+++ Quoted passage

IX. The Vulgate, p. 89., from which there are —

1. Some Arabic versions, p. 85.

2. Persian of the Psalms, p. 86.

3. Anglo-Saxon, p. 94.

X. Persian translations of the Pentateuch, and that of Proverbs, p. 86.

From the Samaritan Pentateuch there are

1. The Samaritan version, p. 33.

2. Arabic, p. 33.

3. Greek, p. 76.]

On the application of ancient versions to the ascertaining of various readings, and on the benefit which may be derived from them in the interpretation of the Scriptures, remarks will be hereafter made.

SECTION III

ON THE VARIOUS READINGS OCCURRING IN THE SCRIPTURES.

§ 1. On the Causes of Various Readings.

I. The Christian faith not affected by what are called various readings.— II. Nature of various readings - Difference between them and mere errata.-III. Notice of the principal collations and collections of various readings. IV. Causes of various readings:-1. The negligence or mistakes of transcribers ;-2. Errors or imperfections in the manuscript copied; 3. Critical conjecture;-4. Wilful corruptions of a manuscript from party-motives.

++++++
+++ Data extract

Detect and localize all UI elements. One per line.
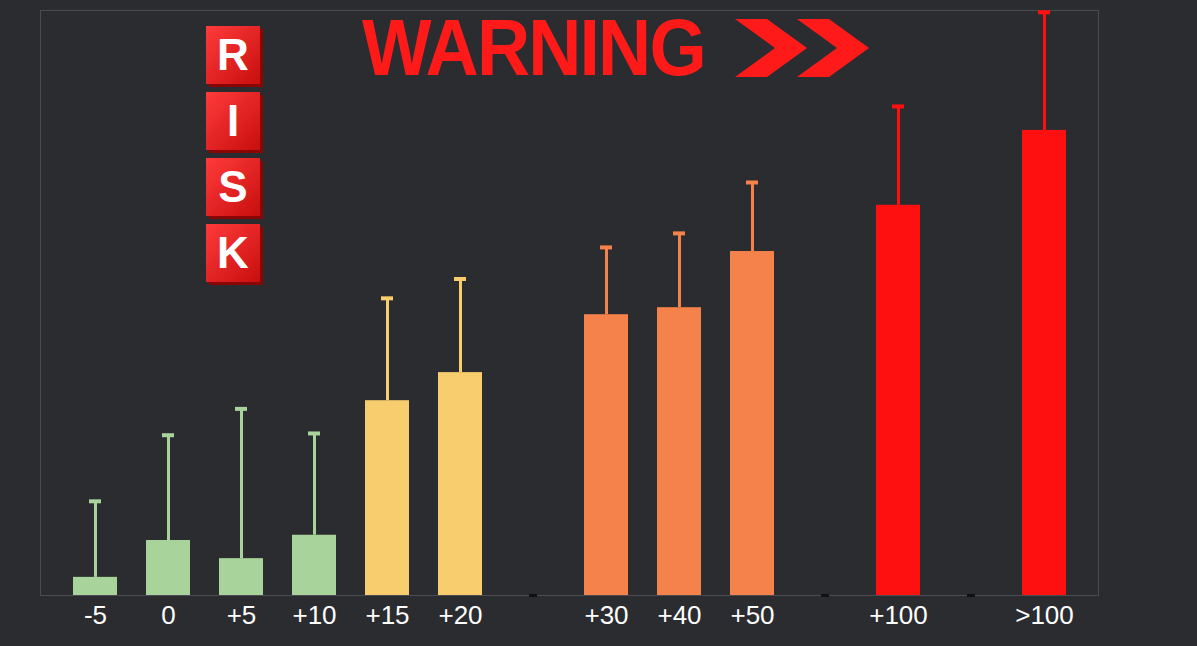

++++++

> _What to work on_:
1. From the passage on Bible versions and readings, list every cause of various readings that it names.
2. Return the stretch from "IX. The Vulgate, p." through "version, p. 33." in the passage on Bible versions and readings, copied word for word.
The lines after the passage are separate material and have nothing to do with it.

> _Outputs in order_:
1.
1. The negligence or mistakes of transcribers
2. Errors or imperfections in the manuscript copied
3. Critical conjecture
4. Wilful corruptions of a manuscript from party-motives

2.
IX. The Vulgate, p. 89., from which there are —

1. Some Arabic versions, p. 85.

2. Persian of the Psalms, p. 86.

3. Anglo-Saxon, p. 94.

X. Persian translations of the Pentateuch, and that of Proverbs, p. 86.

From the Samaritan Pentateuch there are

1. The Samaritan version, p. 33.